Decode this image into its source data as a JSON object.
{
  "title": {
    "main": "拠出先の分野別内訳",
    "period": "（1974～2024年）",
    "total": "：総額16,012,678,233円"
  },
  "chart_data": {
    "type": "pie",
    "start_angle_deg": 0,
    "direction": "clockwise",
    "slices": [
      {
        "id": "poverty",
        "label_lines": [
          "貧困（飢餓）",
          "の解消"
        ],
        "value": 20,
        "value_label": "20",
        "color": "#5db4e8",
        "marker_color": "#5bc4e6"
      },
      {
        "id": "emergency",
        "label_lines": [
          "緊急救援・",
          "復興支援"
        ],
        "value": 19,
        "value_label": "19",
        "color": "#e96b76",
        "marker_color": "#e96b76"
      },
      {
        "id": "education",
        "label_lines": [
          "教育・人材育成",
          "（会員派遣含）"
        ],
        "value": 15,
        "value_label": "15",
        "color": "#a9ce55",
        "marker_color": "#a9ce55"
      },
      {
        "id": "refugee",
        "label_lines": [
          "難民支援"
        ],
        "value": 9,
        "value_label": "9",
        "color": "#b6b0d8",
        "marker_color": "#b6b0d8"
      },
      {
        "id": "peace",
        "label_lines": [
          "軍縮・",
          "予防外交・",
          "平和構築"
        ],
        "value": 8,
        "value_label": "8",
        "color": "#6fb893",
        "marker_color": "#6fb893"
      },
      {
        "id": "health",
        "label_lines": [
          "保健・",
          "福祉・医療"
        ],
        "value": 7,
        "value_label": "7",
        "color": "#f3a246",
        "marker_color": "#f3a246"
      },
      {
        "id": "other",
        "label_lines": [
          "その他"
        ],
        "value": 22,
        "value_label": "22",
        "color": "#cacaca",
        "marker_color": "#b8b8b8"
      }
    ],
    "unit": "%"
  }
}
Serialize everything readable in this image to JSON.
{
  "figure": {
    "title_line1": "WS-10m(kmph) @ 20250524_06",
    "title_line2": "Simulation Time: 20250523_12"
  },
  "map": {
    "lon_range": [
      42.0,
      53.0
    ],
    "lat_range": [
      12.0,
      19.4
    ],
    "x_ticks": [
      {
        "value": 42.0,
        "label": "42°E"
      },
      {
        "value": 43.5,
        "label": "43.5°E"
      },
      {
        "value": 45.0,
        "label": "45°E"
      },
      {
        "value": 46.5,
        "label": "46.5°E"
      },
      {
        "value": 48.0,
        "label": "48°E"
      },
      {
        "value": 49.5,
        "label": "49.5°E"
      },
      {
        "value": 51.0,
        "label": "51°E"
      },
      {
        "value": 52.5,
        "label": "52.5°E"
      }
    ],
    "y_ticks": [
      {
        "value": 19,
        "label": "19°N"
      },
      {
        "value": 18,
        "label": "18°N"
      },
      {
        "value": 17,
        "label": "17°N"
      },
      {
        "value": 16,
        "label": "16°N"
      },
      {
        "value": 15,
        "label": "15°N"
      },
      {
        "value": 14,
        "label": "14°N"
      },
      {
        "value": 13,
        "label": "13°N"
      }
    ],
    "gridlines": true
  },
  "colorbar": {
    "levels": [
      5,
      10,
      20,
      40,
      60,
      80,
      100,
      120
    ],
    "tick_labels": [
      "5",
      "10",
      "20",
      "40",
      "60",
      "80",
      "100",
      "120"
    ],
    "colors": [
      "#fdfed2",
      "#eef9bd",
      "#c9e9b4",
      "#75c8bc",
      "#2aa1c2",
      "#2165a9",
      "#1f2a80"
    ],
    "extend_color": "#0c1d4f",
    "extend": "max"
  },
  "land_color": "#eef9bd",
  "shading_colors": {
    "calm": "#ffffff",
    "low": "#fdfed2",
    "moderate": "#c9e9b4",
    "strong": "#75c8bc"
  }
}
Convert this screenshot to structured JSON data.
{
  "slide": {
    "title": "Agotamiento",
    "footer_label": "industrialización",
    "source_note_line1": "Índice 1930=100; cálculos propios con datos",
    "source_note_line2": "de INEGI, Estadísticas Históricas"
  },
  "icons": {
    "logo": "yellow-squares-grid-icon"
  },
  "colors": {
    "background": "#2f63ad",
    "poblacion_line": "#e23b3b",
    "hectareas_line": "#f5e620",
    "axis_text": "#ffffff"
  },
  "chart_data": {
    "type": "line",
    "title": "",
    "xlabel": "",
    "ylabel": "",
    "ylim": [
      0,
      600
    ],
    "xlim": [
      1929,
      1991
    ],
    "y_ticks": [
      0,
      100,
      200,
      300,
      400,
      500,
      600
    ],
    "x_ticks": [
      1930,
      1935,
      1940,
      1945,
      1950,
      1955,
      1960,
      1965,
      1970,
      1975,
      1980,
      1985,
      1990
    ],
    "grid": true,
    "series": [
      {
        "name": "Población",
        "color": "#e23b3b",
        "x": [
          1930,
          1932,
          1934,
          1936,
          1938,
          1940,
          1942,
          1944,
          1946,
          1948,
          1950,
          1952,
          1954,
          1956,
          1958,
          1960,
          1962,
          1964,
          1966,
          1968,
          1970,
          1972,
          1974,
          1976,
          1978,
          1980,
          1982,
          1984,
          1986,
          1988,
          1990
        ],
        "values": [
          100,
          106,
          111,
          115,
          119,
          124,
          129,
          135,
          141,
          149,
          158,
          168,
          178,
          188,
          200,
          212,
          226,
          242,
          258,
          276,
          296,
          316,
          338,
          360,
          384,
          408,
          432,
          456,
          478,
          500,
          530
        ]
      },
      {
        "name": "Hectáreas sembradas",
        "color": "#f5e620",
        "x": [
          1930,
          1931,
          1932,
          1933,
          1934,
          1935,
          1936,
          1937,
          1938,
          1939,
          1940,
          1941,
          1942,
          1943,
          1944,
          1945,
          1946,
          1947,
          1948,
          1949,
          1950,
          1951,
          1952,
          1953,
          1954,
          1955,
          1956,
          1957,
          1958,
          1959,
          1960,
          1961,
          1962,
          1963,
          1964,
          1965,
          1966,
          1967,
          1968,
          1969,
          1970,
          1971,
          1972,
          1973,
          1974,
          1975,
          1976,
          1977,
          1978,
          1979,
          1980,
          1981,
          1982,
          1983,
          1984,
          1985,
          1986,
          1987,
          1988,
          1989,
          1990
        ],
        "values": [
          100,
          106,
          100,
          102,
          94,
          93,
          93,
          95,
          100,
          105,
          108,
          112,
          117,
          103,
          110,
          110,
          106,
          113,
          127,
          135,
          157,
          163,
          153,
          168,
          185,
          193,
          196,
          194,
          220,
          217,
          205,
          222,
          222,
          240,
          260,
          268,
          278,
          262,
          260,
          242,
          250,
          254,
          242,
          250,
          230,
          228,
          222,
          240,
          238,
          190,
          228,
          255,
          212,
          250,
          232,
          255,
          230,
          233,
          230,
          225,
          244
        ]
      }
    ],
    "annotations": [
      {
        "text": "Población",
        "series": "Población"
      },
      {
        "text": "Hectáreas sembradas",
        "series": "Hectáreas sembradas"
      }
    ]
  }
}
────────────────
▶ **What the exercise asks**
For the listing above, give the number of lines in which the string "sembradas" occurs, and nothing else.

▶ **Task answer**
3